Dataset records
┄┄┄┄┄┄┄┄┄┄
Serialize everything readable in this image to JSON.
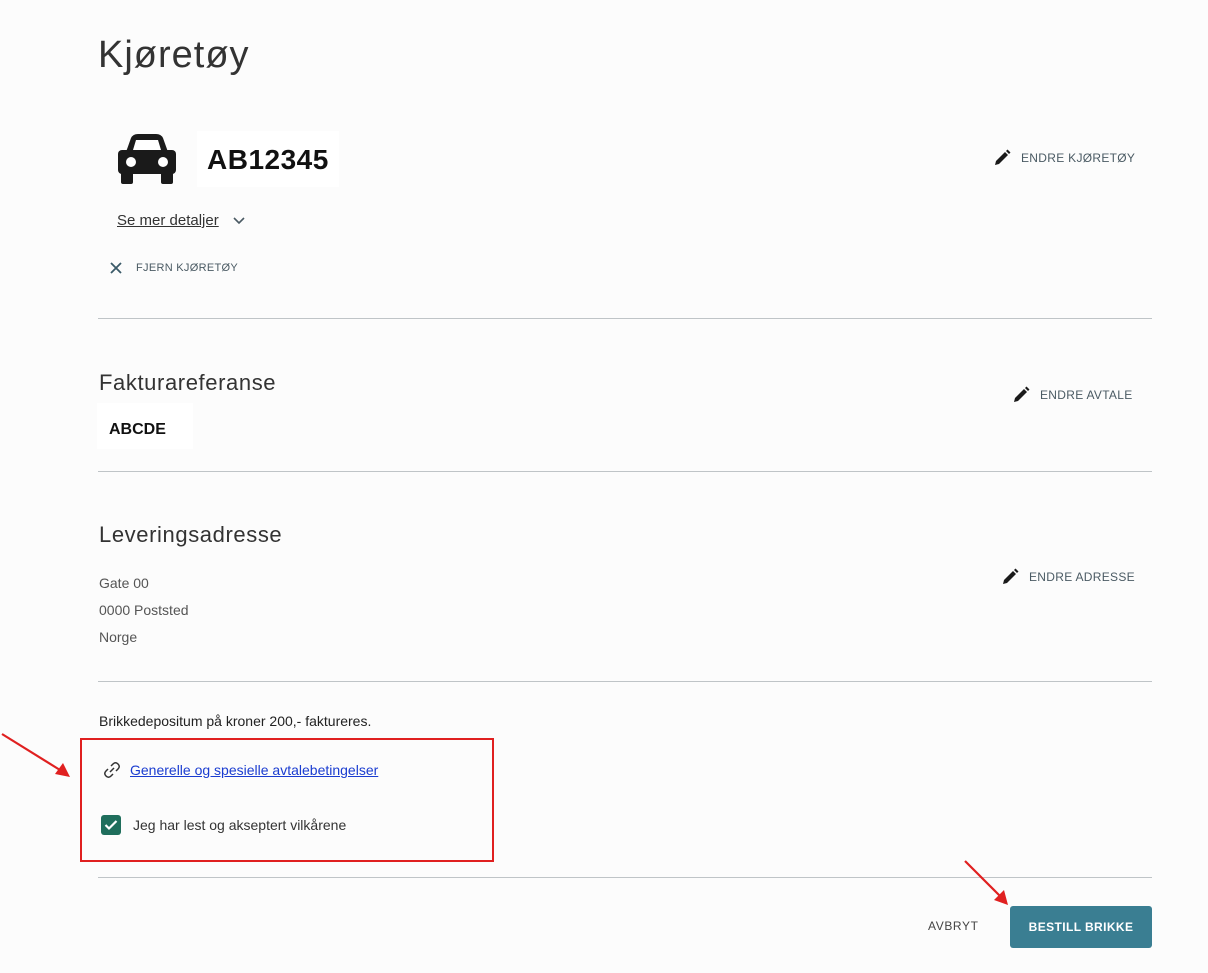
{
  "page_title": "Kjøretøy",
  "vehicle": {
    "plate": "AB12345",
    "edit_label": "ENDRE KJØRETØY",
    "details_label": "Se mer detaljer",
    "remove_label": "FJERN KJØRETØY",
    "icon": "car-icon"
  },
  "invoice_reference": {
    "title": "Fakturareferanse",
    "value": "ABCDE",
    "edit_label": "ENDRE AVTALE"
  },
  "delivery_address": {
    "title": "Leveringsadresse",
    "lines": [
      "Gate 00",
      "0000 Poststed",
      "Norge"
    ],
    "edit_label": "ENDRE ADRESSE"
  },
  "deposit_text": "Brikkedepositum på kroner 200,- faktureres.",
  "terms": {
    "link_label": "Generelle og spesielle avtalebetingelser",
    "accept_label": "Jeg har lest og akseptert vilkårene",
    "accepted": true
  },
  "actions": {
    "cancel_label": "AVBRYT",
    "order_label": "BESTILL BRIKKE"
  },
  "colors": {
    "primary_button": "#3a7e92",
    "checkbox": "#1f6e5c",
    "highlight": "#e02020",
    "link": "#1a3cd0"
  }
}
┄┄┄┄┄┄┄┄┄┄
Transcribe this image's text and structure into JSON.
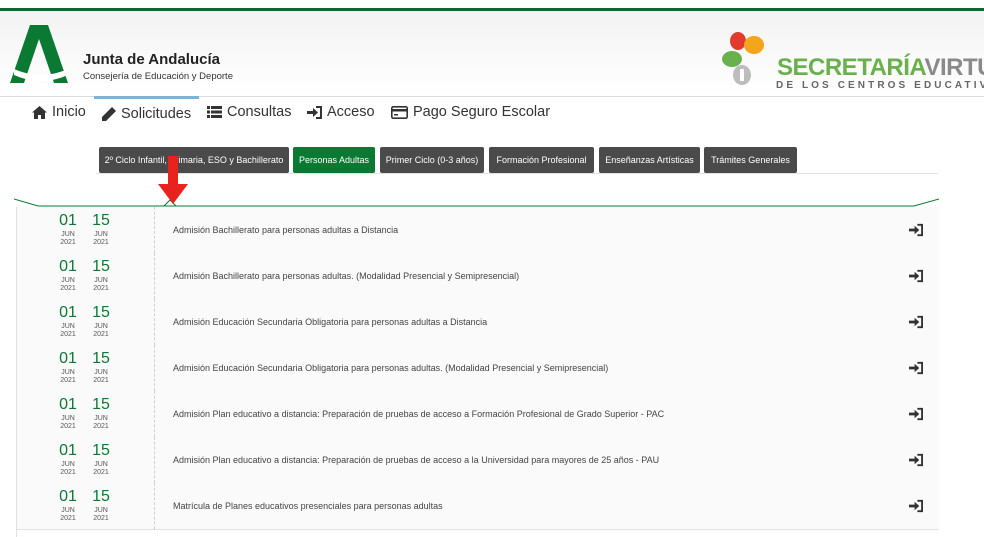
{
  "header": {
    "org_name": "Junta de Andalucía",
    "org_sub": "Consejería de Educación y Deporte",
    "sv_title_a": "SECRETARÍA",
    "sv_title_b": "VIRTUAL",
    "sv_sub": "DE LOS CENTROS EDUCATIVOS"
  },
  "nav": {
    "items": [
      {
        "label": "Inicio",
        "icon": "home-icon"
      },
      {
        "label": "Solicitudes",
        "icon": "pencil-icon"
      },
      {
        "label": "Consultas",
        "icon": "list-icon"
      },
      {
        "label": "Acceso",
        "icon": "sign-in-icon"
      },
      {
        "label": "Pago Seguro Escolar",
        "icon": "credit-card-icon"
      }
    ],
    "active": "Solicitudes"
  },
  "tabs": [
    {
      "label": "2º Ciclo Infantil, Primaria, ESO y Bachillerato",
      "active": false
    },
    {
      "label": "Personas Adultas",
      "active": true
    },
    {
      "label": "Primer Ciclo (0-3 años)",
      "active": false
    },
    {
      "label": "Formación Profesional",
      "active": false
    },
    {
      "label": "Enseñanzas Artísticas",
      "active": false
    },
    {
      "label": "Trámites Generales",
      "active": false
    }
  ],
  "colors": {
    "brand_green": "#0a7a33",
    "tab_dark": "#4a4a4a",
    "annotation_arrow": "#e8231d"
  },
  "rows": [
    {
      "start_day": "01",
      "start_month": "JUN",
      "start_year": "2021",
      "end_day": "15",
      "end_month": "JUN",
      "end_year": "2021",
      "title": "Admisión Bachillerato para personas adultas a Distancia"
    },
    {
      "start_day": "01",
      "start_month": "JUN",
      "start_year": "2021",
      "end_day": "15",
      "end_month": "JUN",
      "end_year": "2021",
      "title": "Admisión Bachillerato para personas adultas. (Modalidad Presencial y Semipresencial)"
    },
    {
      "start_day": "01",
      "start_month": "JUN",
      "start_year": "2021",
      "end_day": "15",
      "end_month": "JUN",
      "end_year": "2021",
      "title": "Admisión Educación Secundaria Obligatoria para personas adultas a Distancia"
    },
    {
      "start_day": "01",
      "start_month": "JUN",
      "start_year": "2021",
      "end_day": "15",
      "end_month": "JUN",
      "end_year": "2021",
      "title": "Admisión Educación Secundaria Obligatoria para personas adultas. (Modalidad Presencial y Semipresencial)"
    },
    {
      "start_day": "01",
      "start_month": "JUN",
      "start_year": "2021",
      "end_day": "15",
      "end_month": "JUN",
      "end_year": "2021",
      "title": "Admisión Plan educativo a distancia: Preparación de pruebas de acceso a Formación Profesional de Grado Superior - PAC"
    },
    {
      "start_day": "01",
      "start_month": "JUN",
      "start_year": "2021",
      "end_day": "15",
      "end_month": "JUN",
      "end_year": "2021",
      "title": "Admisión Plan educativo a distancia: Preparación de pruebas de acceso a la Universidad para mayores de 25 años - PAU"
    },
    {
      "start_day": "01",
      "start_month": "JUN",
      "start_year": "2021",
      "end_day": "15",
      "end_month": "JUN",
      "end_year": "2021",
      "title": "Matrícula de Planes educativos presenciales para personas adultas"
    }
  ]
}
┄┄┄┄┄┄┄┄┄┄
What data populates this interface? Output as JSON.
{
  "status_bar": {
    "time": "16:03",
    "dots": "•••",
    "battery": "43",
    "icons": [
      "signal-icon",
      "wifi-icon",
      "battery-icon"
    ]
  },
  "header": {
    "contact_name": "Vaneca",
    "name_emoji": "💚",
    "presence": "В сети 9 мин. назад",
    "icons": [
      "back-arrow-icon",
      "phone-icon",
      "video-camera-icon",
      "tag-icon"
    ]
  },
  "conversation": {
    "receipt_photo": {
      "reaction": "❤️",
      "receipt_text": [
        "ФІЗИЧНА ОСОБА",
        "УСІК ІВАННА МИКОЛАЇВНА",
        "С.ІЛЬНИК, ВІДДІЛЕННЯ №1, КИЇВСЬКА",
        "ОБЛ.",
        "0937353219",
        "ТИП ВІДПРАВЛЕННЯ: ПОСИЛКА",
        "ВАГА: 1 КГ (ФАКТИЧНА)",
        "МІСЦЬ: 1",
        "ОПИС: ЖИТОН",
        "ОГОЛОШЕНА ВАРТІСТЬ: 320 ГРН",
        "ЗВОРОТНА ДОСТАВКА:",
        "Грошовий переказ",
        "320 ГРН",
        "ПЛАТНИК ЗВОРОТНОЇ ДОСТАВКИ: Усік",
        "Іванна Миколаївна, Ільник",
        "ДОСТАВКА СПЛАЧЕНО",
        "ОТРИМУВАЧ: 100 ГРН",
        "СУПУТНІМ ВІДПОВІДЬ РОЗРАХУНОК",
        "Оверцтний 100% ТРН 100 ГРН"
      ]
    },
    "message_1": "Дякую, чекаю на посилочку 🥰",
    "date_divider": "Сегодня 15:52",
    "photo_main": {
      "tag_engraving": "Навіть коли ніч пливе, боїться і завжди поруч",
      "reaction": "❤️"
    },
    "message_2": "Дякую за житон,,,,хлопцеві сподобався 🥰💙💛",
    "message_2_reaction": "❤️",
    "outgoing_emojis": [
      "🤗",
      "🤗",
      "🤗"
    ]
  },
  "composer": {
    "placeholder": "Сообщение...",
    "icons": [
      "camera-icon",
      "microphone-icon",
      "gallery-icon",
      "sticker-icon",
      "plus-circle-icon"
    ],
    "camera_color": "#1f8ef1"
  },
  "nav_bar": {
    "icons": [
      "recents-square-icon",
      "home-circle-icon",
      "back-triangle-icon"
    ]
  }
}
┄┄┄┄┄┄┄┄┄┄
» JOB:
Lines holding the word "Modalidad" should be counted across the entries; state only how many there are.

» ANSWER TO THIS EXERCISE:
2